Job :: Pictures appear in the records below; write out everything else exactly.
## Start
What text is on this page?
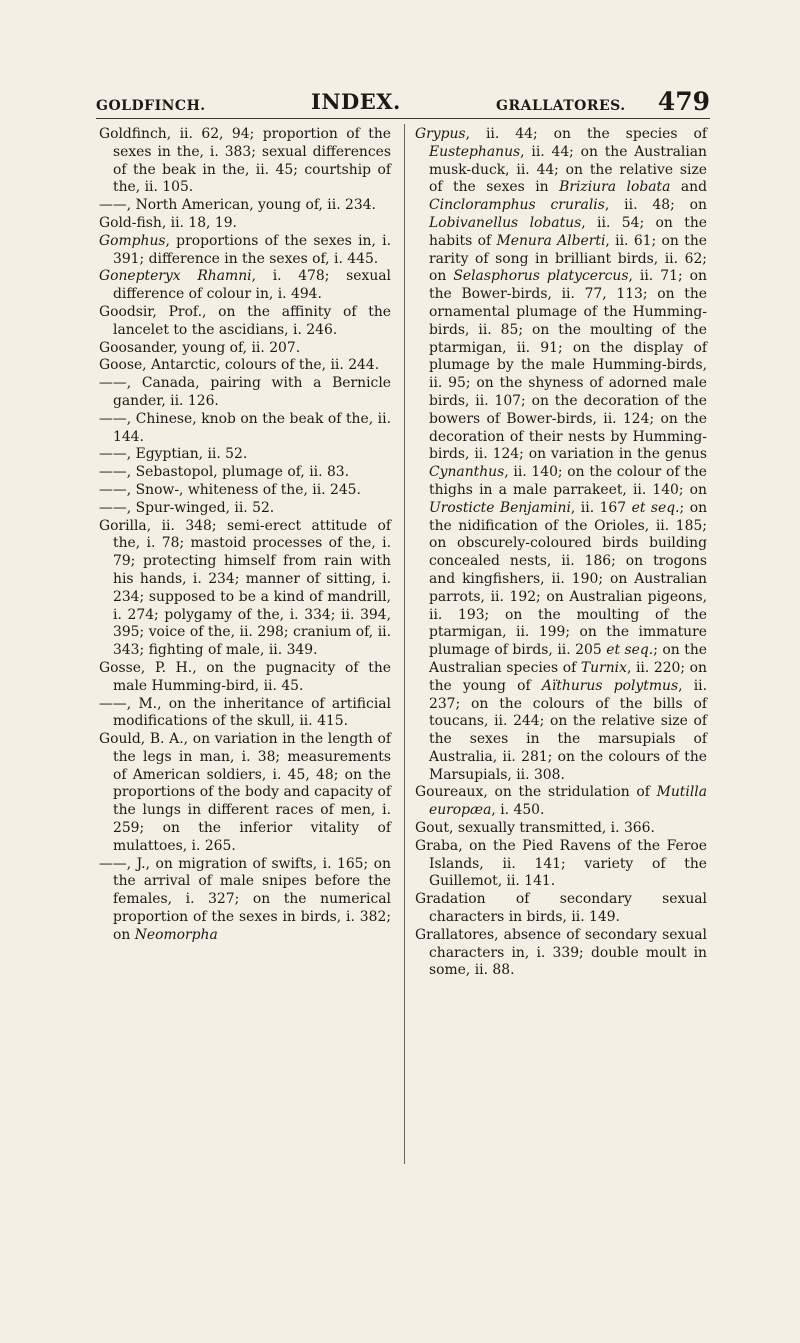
GOLDFINCH.	INDEX.	GRALLATORES. 479

Goldfinch, ii. 62, 94; proportion of the sexes in the, i. 383; sexual differences of the beak in the, ii. 45; courtship of the, ii. 105.

——, North American, young of, ii. 234.

Gold-fish, ii. 18, 19.

Gomphus, proportions of the sexes in, i. 391; difference in the sexes of, i. 445.

Gonepteryx Rhamni, i. 478; sexual difference of colour in, i. 494.

Goodsir, Prof., on the affinity of the lancelet to the ascidians, i. 246.

Goosander, young of, ii. 207.

Goose, Antarctic, colours of the, ii. 244.

——, Canada, pairing with a Bernicle gander, ii. 126.

——, Chinese, knob on the beak of the, ii. 144.

——, Egyptian, ii. 52.

——, Sebastopol, plumage of, ii. 83.

——, Snow-, whiteness of the, ii. 245.

——, Spur-winged, ii. 52.

Gorilla, ii. 348; semi-erect attitude of the, i. 78; mastoid processes of the, i. 79; protecting himself from rain with his hands, i. 234; manner of sitting, i. 234; supposed to be a kind of mandrill, i. 274; polygamy of the, i. 334; ii. 394, 395; voice of the, ii. 298; cranium of, ii. 343; fighting of male, ii. 349.

Gosse, P. H., on the pugnacity of the male Humming-bird, ii. 45.

——, M., on the inheritance of artificial modifications of the skull, ii. 415.

Gould, B. A., on variation in the length of the legs in man, i. 38; measurements of American soldiers, i. 45, 48; on the proportions of the body and capacity of the lungs in different races of men, i. 259; on the inferior vitality of mulattoes, i. 265.

——, J., on migration of swifts, i. 165; on the arrival of male snipes before the females, i. 327; on the numerical proportion of the sexes in birds, i. 382; on Neomorpha

Grypus, ii. 44; on the species of Eustephanus, ii. 44; on the Australian musk-duck, ii. 44; on the relative size of the sexes in Briziura lobata and Cincloramphus cruralis, ii. 48; on Lobivanellus lobatus, ii. 54; on the habits of Menura Alberti, ii. 61; on the rarity of song in brilliant birds, ii. 62; on Selasphorus platycercus, ii. 71; on the Bower-birds, ii. 77, 113; on the ornamental plumage of the Humming-birds, ii. 85; on the moulting of the ptarmigan, ii. 91; on the display of plumage by the male Humming-birds, ii. 95; on the shyness of adorned male birds, ii. 107; on the decoration of the bowers of Bower-birds, ii. 124; on the decoration of their nests by Humming-birds, ii. 124; on variation in the genus Cynanthus, ii. 140; on the colour of the thighs in a male parrakeet, ii. 140; on Urosticte Benjamini, ii. 167 et seq.; on the nidification of the Orioles, ii. 185; on obscurely-coloured birds building concealed nests, ii. 186; on trogons and kingfishers, ii. 190; on Australian parrots, ii. 192; on Australian pigeons, ii. 193; on the moulting of the ptarmigan, ii. 199; on the immature plumage of birds, ii. 205 et seq.; on the Australian species of Turnix, ii. 220; on the young of Aïthurus polytmus, ii. 237; on the colours of the bills of toucans, ii. 244; on the relative size of the sexes in the marsupials of Australia, ii. 281; on the colours of the Marsupials, ii. 308.

Goureaux, on the stridulation of Mutilla europæa, i. 450.

Gout, sexually transmitted, i. 366.

Graba, on the Pied Ravens of the Feroe Islands, ii. 141; variety of the Guillemot, ii. 141.

Gradation of secondary sexual characters in birds, ii. 149.

Grallatores, absence of secondary sexual characters in, i. 339; double moult in some, ii. 88.
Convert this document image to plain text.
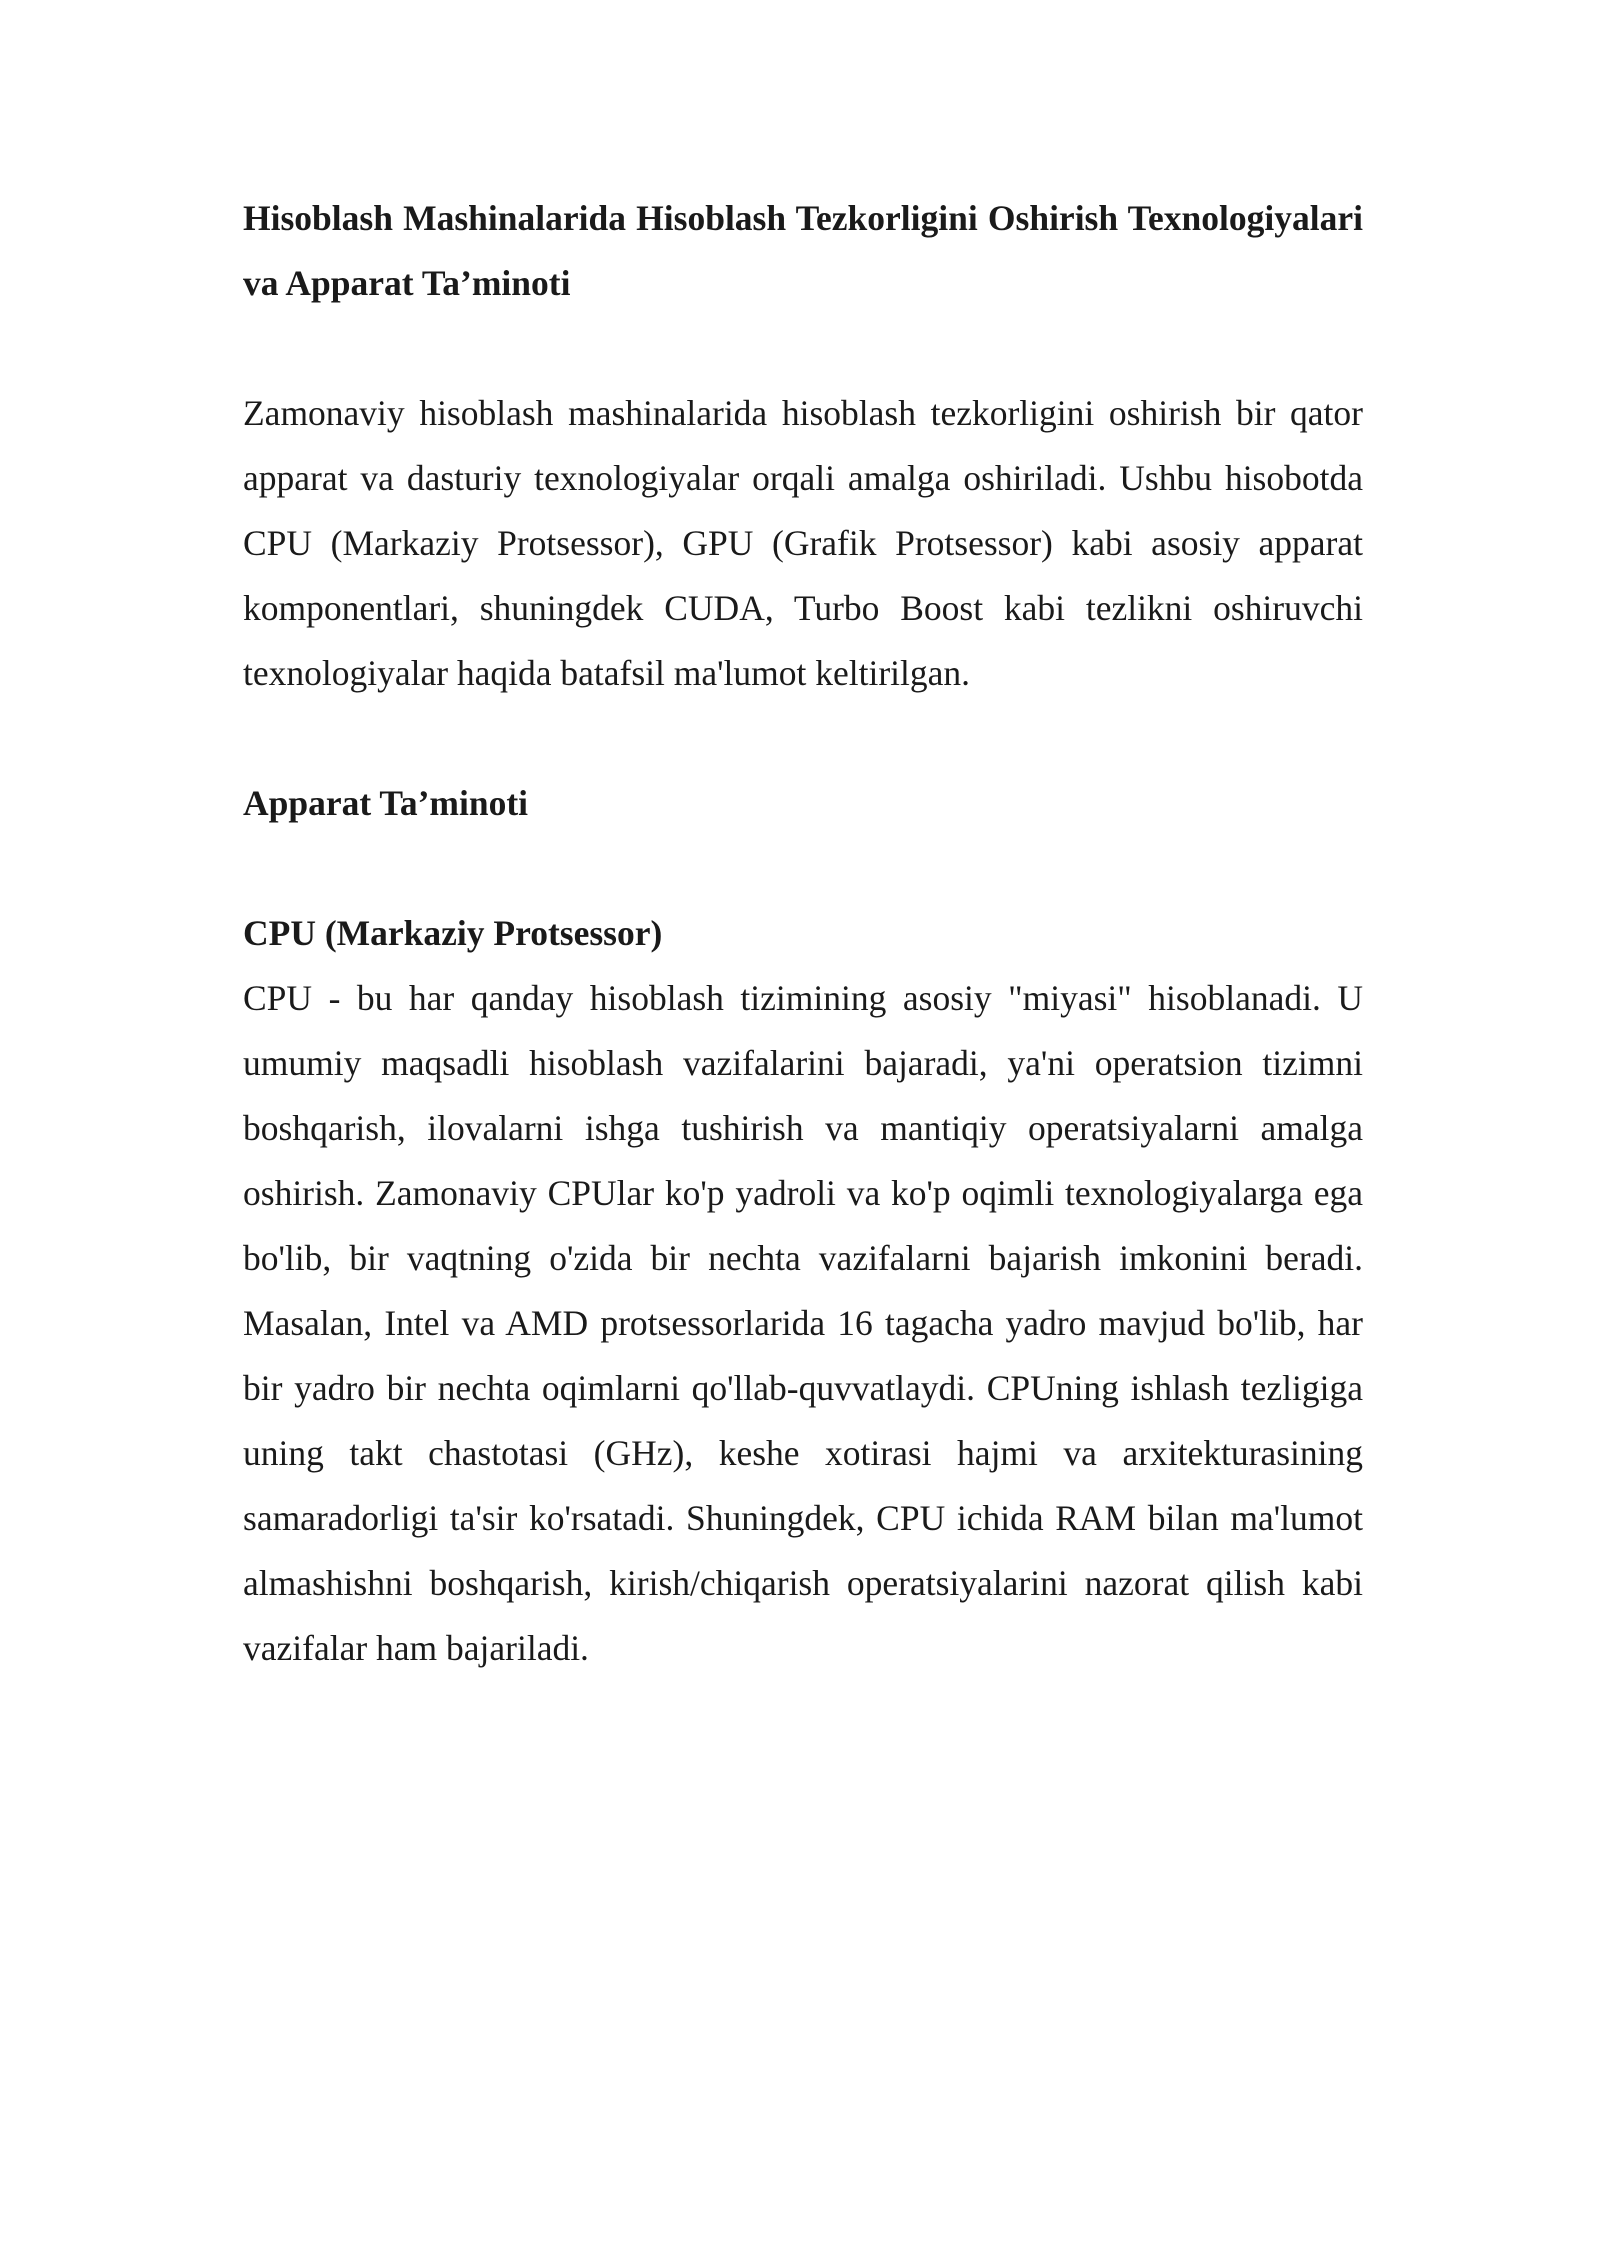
Hisoblash Mashinalarida Hisoblash Tezkorligini Oshirish Texnologiyalari va Apparat Ta’minoti

Zamonaviy hisoblash mashinalarida hisoblash tezkorligini oshirish bir qator apparat va dasturiy texnologiyalar orqali amalga oshiriladi. Ushbu hisobotda CPU (Markaziy Protsessor), GPU (Grafik Protsessor) kabi asosiy apparat komponentlari, shuningdek CUDA, Turbo Boost kabi tezlikni oshiruvchi texnologiyalar haqida batafsil ma'lumot keltirilgan.

Apparat Ta’minoti

CPU (Markaziy Protsessor)

CPU - bu har qanday hisoblash tizimining asosiy "miyasi" hisoblanadi. U umumiy maqsadli hisoblash vazifalarini bajaradi, ya'ni operatsion tizimni boshqarish, ilovalarni ishga tushirish va mantiqiy operatsiyalarni amalga oshirish. Zamonaviy CPUlar ko'p yadroli va ko'p oqimli texnologiyalarga ega bo'lib, bir vaqtning o'zida bir nechta vazifalarni bajarish imkonini beradi. Masalan, Intel va AMD protsessorlarida 16 tagacha yadro mavjud bo'lib, har bir yadro bir nechta oqimlarni qo'llab-quvvatlaydi. CPUning ishlash tezligiga uning takt chastotasi (GHz), keshe xotirasi hajmi va arxitekturasining samaradorligi ta'sir ko'rsatadi. Shuningdek, CPU ichida RAM bilan ma'lumot almashishni boshqarish, kirish/chiqarish operatsiyalarini nazorat qilish kabi vazifalar ham bajariladi.
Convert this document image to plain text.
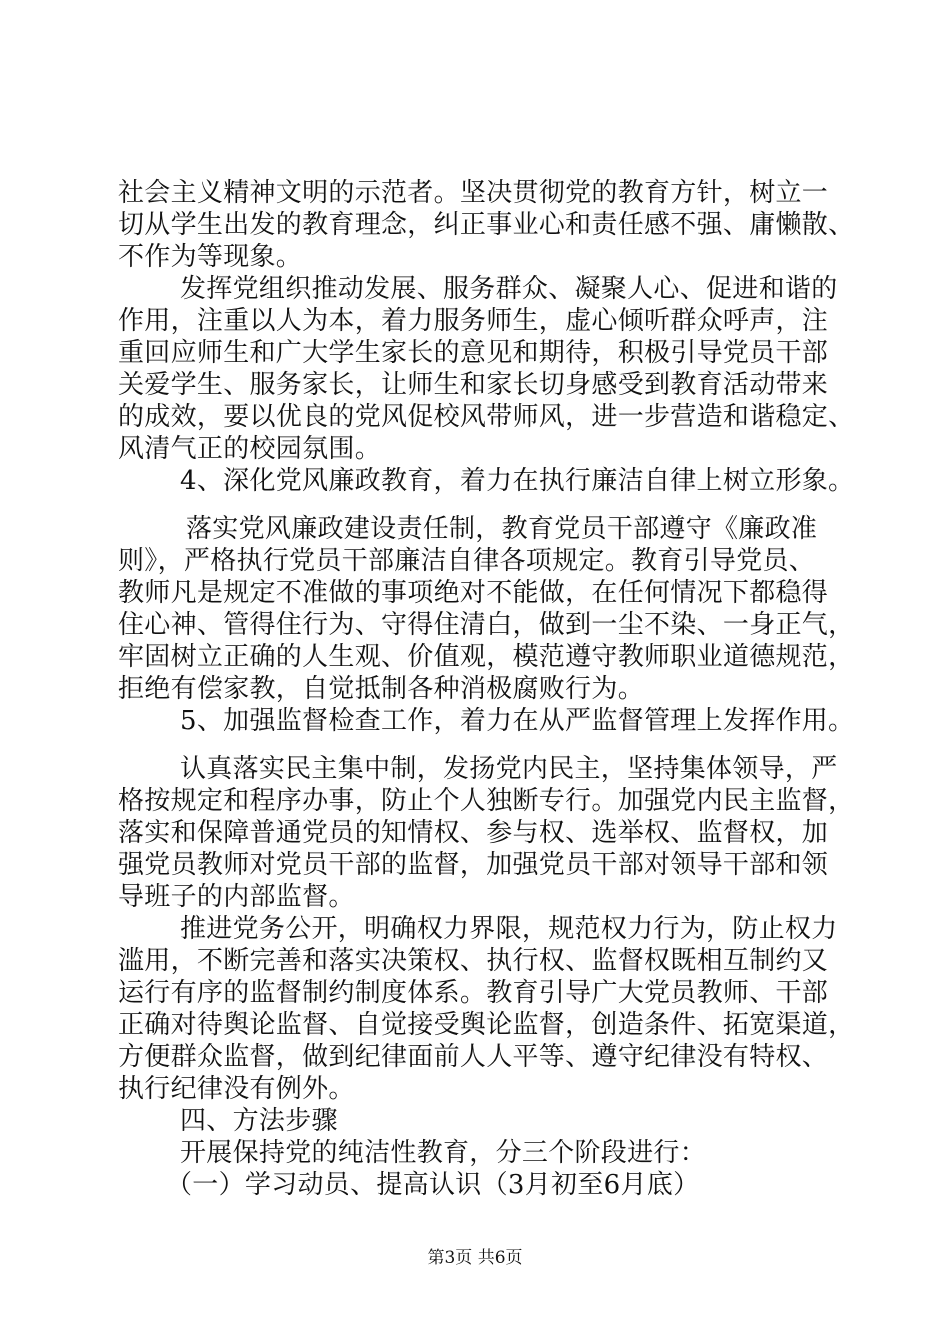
社会主义精神文明的示范者。坚决贯彻党的教育方针，树立一

切从学生出发的教育理念，纠正事业心和责任感不强、庸懒散、

不作为等现象。

发挥党组织推动发展、服务群众、凝聚人心、促进和谐的

作用，注重以人为本，着力服务师生，虚心倾听群众呼声，注

重回应师生和广大学生家长的意见和期待，积极引导党员干部

关爱学生、服务家长，让师生和家长切身感受到教育活动带来

的成效，要以优良的党风促校风带师风，进一步营造和谐稳定、

风清气正的校园氛围。

4、深化党风廉政教育，着力在执行廉洁自律上树立形象。

落实党风廉政建设责任制，教育党员干部遵守《廉政准

则》，严格执行党员干部廉洁自律各项规定。教育引导党员、

教师凡是规定不准做的事项绝对不能做，在任何情况下都稳得

住心神、管得住行为、守得住清白，做到一尘不染、一身正气，

牢固树立正确的人生观、价值观，模范遵守教师职业道德规范，

拒绝有偿家教，自觉抵制各种消极腐败行为。

5、加强监督检查工作，着力在从严监督管理上发挥作用。

认真落实民主集中制，发扬党内民主，坚持集体领导，严

格按规定和程序办事，防止个人独断专行。加强党内民主监督，

落实和保障普通党员的知情权、参与权、选举权、监督权，加

强党员教师对党员干部的监督，加强党员干部对领导干部和领

导班子的内部监督。

推进党务公开，明确权力界限，规范权力行为，防止权力

滥用，不断完善和落实决策权、执行权、监督权既相互制约又

运行有序的监督制约制度体系。教育引导广大党员教师、干部

正确对待舆论监督、自觉接受舆论监督，创造条件、拓宽渠道，

方便群众监督，做到纪律面前人人平等、遵守纪律没有特权、

执行纪律没有例外。

四、方法步骤

开展保持党的纯洁性教育，分三个阶段进行：

（一）学习动员、提高认识（3月初至6月底）

第3页 共6页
## End
The output ::
What text is on this page?
GOLDFINCH.	INDEX.	GRALLATORES. 479

Goldfinch, ii. 62, 94; proportion of the sexes in the, i. 383; sexual differences of the beak in the, ii. 45; courtship of the, ii. 105.

——, North American, young of, ii. 234.

Gold-fish, ii. 18, 19.

Gomphus, proportions of the sexes in, i. 391; difference in the sexes of, i. 445.

Gonepteryx Rhamni, i. 478; sexual difference of colour in, i. 494.

Goodsir, Prof., on the affinity of the lancelet to the ascidians, i. 246.

Goosander, young of, ii. 207.

Goose, Antarctic, colours of the, ii. 244.

——, Canada, pairing with a Bernicle gander, ii. 126.

——, Chinese, knob on the beak of the, ii. 144.

——, Egyptian, ii. 52.

——, Sebastopol, plumage of, ii. 83.

——, Snow-, whiteness of the, ii. 245.

——, Spur-winged, ii. 52.

Gorilla, ii. 348; semi-erect attitude of the, i. 78; mastoid processes of the, i. 79; protecting himself from rain with his hands, i. 234; manner of sitting, i. 234; supposed to be a kind of mandrill, i. 274; polygamy of the, i. 334; ii. 394, 395; voice of the, ii. 298; cranium of, ii. 343; fighting of male, ii. 349.

Gosse, P. H., on the pugnacity of the male Humming-bird, ii. 45.

——, M., on the inheritance of artificial modifications of the skull, ii. 415.

Gould, B. A., on variation in the length of the legs in man, i. 38; measurements of American soldiers, i. 45, 48; on the proportions of the body and capacity of the lungs in different races of men, i. 259; on the inferior vitality of mulattoes, i. 265.

——, J., on migration of swifts, i. 165; on the arrival of male snipes before the females, i. 327; on the numerical proportion of the sexes in birds, i. 382; on Neomorpha

Grypus, ii. 44; on the species of Eustephanus, ii. 44; on the Australian musk-duck, ii. 44; on the relative size of the sexes in Briziura lobata and Cincloramphus cruralis, ii. 48; on Lobivanellus lobatus, ii. 54; on the habits of Menura Alberti, ii. 61; on the rarity of song in brilliant birds, ii. 62; on Selasphorus platycercus, ii. 71; on the Bower-birds, ii. 77, 113; on the ornamental plumage of the Humming-birds, ii. 85; on the moulting of the ptarmigan, ii. 91; on the display of plumage by the male Humming-birds, ii. 95; on the shyness of adorned male birds, ii. 107; on the decoration of the bowers of Bower-birds, ii. 124; on the decoration of their nests by Humming-birds, ii. 124; on variation in the genus Cynanthus, ii. 140; on the colour of the thighs in a male parrakeet, ii. 140; on Urosticte Benjamini, ii. 167 et seq.; on the nidification of the Orioles, ii. 185; on obscurely-coloured birds building concealed nests, ii. 186; on trogons and kingfishers, ii. 190; on Australian parrots, ii. 192; on Australian pigeons, ii. 193; on the moulting of the ptarmigan, ii. 199; on the immature plumage of birds, ii. 205 et seq.; on the Australian species of Turnix, ii. 220; on the young of Aïthurus polytmus, ii. 237; on the colours of the bills of toucans, ii. 244; on the relative size of the sexes in the marsupials of Australia, ii. 281; on the colours of the Marsupials, ii. 308.

Goureaux, on the stridulation of Mutilla europæa, i. 450.

Gout, sexually transmitted, i. 366.

Graba, on the Pied Ravens of the Feroe Islands, ii. 141; variety of the Guillemot, ii. 141.

Gradation of secondary sexual characters in birds, ii. 149.

Grallatores, absence of secondary sexual characters in, i. 339; double moult in some, ii. 88.
Convert this document image to plain text.
Hisoblash Mashinalarida Hisoblash Tezkorligini Oshirish Texnologiyalari va Apparat Ta’minoti

Zamonaviy hisoblash mashinalarida hisoblash tezkorligini oshirish bir qator apparat va dasturiy texnologiyalar orqali amalga oshiriladi. Ushbu hisobotda CPU (Markaziy Protsessor), GPU (Grafik Protsessor) kabi asosiy apparat komponentlari, shuningdek CUDA, Turbo Boost kabi tezlikni oshiruvchi texnologiyalar haqida batafsil ma'lumot keltirilgan.

Apparat Ta’minoti

CPU (Markaziy Protsessor)

CPU - bu har qanday hisoblash tizimining asosiy "miyasi" hisoblanadi. U umumiy maqsadli hisoblash vazifalarini bajaradi, ya'ni operatsion tizimni boshqarish, ilovalarni ishga tushirish va mantiqiy operatsiyalarni amalga oshirish. Zamonaviy CPUlar ko'p yadroli va ko'p oqimli texnologiyalarga ega bo'lib, bir vaqtning o'zida bir nechta vazifalarni bajarish imkonini beradi. Masalan, Intel va AMD protsessorlarida 16 tagacha yadro mavjud bo'lib, har bir yadro bir nechta oqimlarni qo'llab-quvvatlaydi. CPUning ishlash tezligiga uning takt chastotasi (GHz), keshe xotirasi hajmi va arxitekturasining samaradorligi ta'sir ko'rsatadi. Shuningdek, CPU ichida RAM bilan ma'lumot almashishni boshqarish, kirish/chiqarish operatsiyalarini nazorat qilish kabi vazifalar ham bajariladi.
Convert this document image to plain text.
社会主义精神文明的示范者。坚决贯彻党的教育方针，树立一

切从学生出发的教育理念，纠正事业心和责任感不强、庸懒散、

不作为等现象。

发挥党组织推动发展、服务群众、凝聚人心、促进和谐的

作用，注重以人为本，着力服务师生，虚心倾听群众呼声，注

重回应师生和广大学生家长的意见和期待，积极引导党员干部

关爱学生、服务家长，让师生和家长切身感受到教育活动带来

的成效，要以优良的党风促校风带师风，进一步营造和谐稳定、

风清气正的校园氛围。

4、深化党风廉政教育，着力在执行廉洁自律上树立形象。

落实党风廉政建设责任制，教育党员干部遵守《廉政准

则》，严格执行党员干部廉洁自律各项规定。教育引导党员、

教师凡是规定不准做的事项绝对不能做，在任何情况下都稳得

住心神、管得住行为、守得住清白，做到一尘不染、一身正气，

牢固树立正确的人生观、价值观，模范遵守教师职业道德规范，

拒绝有偿家教，自觉抵制各种消极腐败行为。

5、加强监督检查工作，着力在从严监督管理上发挥作用。

认真落实民主集中制，发扬党内民主，坚持集体领导，严

格按规定和程序办事，防止个人独断专行。加强党内民主监督，

落实和保障普通党员的知情权、参与权、选举权、监督权，加

强党员教师对党员干部的监督，加强党员干部对领导干部和领

导班子的内部监督。

推进党务公开，明确权力界限，规范权力行为，防止权力

滥用，不断完善和落实决策权、执行权、监督权既相互制约又

运行有序的监督制约制度体系。教育引导广大党员教师、干部

正确对待舆论监督、自觉接受舆论监督，创造条件、拓宽渠道，

方便群众监督，做到纪律面前人人平等、遵守纪律没有特权、

执行纪律没有例外。

四、方法步骤

开展保持党的纯洁性教育，分三个阶段进行：

（一）学习动员、提高认识（3月初至6月底）

第3页 共6页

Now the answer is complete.